• [Work required]: Filter this data down to the lines that hold "kind", and copy them.

◆ ◆ ◆ ◆ ◆ ◆ ◆

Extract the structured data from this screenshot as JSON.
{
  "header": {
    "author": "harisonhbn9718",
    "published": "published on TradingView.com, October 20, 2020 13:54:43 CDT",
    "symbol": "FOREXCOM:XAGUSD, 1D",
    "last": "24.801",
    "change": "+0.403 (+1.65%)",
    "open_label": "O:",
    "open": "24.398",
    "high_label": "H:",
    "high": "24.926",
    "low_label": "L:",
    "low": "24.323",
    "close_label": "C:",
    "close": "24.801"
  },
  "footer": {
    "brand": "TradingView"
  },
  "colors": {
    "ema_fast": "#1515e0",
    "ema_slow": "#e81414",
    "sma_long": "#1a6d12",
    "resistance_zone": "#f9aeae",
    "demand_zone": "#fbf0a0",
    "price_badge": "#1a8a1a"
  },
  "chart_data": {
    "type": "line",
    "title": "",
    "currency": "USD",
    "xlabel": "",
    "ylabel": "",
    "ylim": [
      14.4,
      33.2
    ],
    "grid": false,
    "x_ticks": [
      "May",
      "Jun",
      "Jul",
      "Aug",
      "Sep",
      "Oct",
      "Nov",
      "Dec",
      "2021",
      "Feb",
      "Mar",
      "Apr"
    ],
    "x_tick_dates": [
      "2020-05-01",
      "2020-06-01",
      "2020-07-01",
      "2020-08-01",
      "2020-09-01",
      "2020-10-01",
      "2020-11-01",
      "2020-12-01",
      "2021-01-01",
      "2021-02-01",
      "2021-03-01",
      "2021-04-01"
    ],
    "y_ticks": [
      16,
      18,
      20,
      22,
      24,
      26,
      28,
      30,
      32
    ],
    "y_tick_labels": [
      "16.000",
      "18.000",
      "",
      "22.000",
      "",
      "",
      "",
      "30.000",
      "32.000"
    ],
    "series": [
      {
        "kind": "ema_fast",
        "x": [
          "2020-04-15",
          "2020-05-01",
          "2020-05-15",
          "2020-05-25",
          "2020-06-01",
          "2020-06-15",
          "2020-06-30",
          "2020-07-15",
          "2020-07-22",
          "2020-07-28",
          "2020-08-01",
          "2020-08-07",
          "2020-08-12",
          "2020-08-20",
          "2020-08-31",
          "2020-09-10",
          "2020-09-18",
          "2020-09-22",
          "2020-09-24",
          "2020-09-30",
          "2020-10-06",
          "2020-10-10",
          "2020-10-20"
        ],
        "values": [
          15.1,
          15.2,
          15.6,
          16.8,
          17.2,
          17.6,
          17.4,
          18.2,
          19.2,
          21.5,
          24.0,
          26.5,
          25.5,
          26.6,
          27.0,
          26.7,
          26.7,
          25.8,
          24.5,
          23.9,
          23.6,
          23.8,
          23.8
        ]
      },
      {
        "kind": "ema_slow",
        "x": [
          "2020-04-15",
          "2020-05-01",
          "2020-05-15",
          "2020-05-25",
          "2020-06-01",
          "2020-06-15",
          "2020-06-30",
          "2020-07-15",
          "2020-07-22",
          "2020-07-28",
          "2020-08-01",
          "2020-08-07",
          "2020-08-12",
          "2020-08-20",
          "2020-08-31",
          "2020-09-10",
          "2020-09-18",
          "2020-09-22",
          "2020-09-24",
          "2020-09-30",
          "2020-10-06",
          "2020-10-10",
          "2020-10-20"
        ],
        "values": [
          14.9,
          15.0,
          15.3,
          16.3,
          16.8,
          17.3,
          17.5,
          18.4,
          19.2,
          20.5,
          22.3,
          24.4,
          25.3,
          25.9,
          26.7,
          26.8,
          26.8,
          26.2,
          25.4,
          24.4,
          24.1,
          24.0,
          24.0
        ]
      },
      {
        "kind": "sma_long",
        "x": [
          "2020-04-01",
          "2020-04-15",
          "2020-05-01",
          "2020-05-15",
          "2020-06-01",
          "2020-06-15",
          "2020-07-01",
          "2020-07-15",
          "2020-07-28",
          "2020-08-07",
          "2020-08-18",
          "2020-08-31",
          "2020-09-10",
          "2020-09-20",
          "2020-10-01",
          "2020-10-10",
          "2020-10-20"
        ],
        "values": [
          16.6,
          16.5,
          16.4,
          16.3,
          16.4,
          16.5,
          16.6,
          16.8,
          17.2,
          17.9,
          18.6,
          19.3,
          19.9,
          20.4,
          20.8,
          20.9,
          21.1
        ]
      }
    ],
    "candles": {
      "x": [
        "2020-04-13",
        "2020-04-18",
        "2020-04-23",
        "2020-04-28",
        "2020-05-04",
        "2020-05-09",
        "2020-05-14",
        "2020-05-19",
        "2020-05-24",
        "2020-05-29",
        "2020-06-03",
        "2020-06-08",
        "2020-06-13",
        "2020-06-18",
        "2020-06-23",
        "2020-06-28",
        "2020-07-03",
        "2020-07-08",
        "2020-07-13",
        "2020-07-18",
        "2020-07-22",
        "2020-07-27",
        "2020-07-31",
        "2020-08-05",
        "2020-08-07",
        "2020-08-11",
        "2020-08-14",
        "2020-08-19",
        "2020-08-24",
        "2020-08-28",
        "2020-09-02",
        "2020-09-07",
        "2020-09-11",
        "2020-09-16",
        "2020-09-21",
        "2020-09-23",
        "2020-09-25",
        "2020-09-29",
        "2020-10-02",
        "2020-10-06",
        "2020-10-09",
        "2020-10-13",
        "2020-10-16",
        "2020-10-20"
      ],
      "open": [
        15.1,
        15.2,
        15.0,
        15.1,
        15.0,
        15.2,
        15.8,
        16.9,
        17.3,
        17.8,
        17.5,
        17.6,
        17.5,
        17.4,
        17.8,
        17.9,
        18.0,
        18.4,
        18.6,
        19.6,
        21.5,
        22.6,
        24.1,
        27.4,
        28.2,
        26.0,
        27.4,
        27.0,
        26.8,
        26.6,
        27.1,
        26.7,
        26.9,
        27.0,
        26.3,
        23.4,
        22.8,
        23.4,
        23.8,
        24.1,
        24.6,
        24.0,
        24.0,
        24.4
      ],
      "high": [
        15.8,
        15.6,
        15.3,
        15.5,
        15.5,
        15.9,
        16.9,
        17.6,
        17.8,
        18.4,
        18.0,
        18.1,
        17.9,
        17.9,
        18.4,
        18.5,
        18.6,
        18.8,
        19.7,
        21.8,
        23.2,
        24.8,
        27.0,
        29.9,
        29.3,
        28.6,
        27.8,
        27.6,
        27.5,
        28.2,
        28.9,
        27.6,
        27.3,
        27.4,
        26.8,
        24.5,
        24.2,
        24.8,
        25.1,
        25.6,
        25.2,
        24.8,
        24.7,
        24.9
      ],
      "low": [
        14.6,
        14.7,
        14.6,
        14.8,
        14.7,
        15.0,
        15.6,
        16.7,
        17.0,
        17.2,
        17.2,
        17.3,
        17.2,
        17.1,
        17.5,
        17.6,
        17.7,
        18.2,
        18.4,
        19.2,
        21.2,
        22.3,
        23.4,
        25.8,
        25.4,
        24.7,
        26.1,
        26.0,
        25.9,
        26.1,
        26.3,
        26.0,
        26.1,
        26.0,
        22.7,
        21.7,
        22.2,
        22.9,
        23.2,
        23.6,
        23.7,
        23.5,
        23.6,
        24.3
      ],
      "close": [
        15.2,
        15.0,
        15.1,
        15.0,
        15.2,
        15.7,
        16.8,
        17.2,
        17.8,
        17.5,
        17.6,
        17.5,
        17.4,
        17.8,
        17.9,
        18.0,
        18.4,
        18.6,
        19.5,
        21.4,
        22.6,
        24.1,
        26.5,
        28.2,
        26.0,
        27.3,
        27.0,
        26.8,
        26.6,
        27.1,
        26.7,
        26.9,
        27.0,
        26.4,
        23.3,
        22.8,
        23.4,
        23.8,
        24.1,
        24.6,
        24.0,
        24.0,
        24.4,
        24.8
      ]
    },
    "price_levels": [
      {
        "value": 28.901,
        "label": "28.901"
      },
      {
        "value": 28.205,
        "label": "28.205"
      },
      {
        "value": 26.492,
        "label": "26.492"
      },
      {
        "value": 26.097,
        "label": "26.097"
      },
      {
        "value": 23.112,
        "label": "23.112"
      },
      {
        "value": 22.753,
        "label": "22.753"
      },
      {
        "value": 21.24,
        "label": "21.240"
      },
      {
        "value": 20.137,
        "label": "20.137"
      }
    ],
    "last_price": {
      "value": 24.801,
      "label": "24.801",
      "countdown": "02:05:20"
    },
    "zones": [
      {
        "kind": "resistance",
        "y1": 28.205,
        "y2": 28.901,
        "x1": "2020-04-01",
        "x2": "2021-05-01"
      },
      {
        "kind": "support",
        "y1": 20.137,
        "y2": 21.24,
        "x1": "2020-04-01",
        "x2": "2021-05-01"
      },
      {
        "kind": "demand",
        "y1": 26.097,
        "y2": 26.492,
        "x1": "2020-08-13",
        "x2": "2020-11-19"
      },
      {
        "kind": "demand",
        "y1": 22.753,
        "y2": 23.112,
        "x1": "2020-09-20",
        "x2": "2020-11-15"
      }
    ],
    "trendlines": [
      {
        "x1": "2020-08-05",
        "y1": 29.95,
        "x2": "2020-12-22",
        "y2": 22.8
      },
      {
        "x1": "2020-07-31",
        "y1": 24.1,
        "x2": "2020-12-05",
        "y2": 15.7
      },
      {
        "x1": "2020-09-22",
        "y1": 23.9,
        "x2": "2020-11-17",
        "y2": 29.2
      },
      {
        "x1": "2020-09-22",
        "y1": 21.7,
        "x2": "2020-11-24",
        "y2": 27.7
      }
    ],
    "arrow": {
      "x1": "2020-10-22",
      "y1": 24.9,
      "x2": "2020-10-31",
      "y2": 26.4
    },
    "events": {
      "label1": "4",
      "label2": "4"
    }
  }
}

◆ ◆ ◆ ◆ ◆ ◆ ◆

• [Exercise answer]:
        "kind": "ema_fast",
        "kind": "ema_slow",
        "kind": "sma_long",
        "kind": "resistance",
        "kind": "support",
        "kind": "demand",
        "kind": "demand",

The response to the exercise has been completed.